Dataset items
____________

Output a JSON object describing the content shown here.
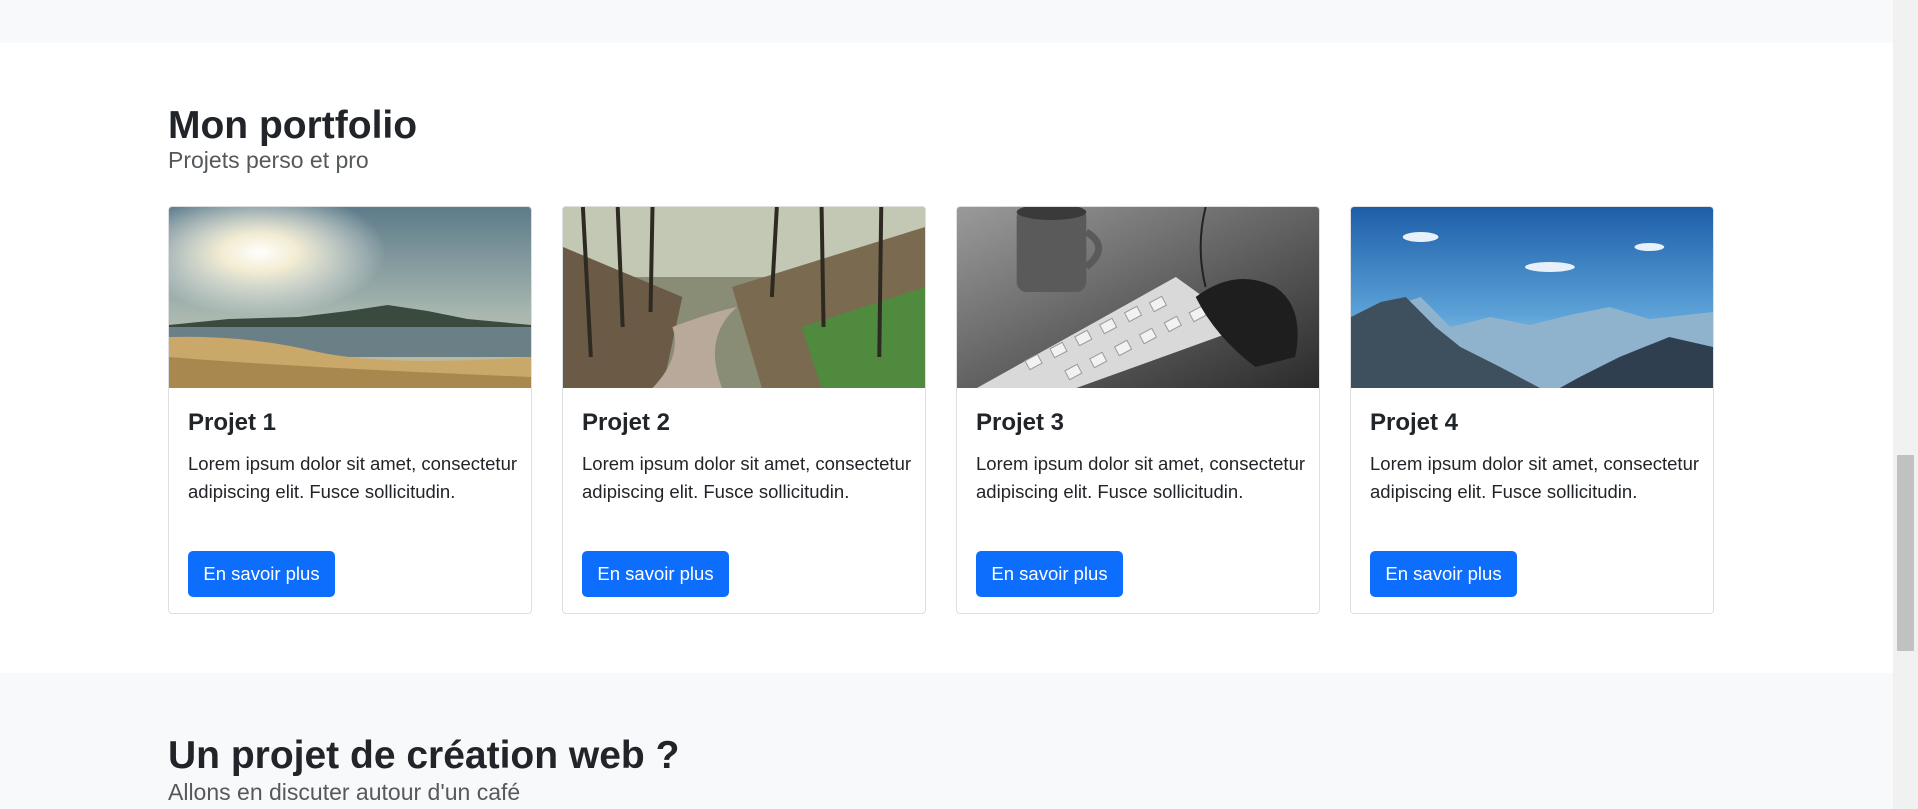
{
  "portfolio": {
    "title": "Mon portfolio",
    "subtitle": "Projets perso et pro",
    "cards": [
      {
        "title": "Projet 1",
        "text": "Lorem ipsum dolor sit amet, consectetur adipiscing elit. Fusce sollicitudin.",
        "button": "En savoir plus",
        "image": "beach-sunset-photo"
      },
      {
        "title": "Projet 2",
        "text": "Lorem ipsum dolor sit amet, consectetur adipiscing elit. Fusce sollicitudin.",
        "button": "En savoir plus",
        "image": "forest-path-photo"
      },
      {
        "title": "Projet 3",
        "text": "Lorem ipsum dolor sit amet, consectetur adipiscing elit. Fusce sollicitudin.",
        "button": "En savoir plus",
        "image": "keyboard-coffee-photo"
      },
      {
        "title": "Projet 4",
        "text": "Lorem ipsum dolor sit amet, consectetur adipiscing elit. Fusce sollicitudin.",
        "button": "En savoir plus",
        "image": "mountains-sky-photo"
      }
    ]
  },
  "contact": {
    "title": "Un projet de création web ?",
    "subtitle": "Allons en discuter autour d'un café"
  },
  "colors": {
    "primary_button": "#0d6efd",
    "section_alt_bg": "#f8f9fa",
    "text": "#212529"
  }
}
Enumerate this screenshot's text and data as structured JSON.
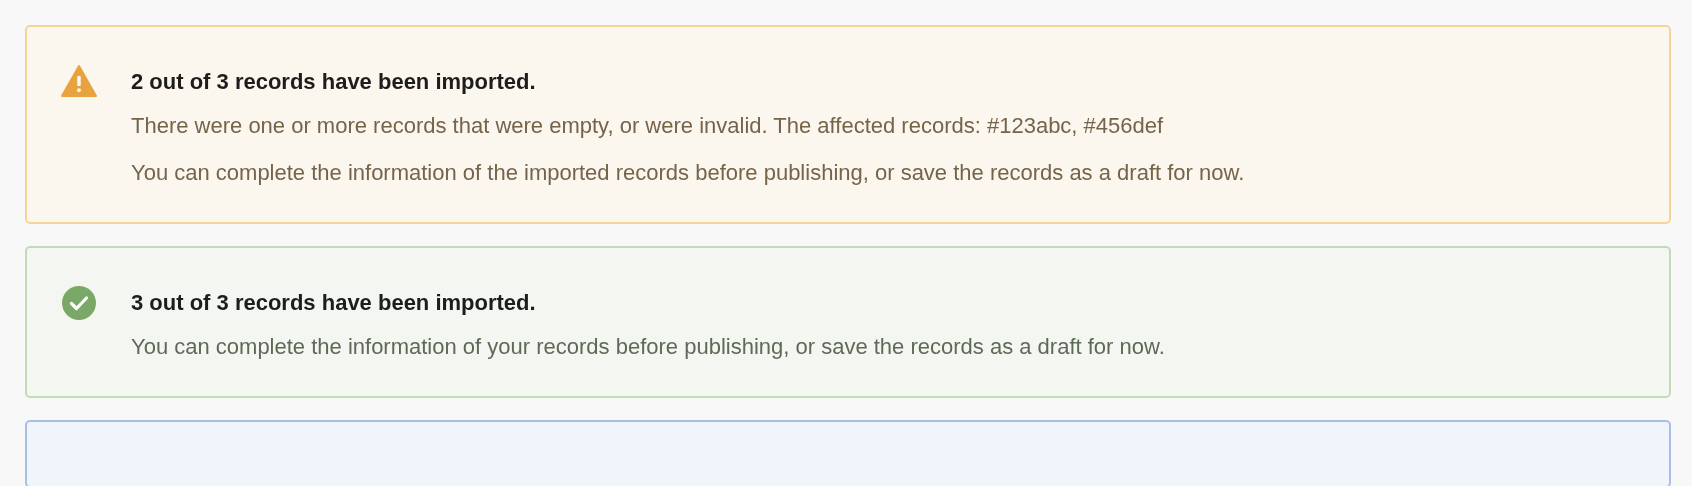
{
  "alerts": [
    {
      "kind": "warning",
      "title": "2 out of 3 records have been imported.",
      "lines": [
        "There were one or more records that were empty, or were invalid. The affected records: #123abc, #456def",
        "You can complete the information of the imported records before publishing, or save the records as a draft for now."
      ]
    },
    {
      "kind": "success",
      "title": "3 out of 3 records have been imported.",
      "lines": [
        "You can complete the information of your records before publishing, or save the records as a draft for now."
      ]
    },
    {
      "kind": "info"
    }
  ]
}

____________

▶ [Work required]
Of the lines in the data, how many hold the string "kind"? State the number, nothing else.

▶ [Solution to this problem]
3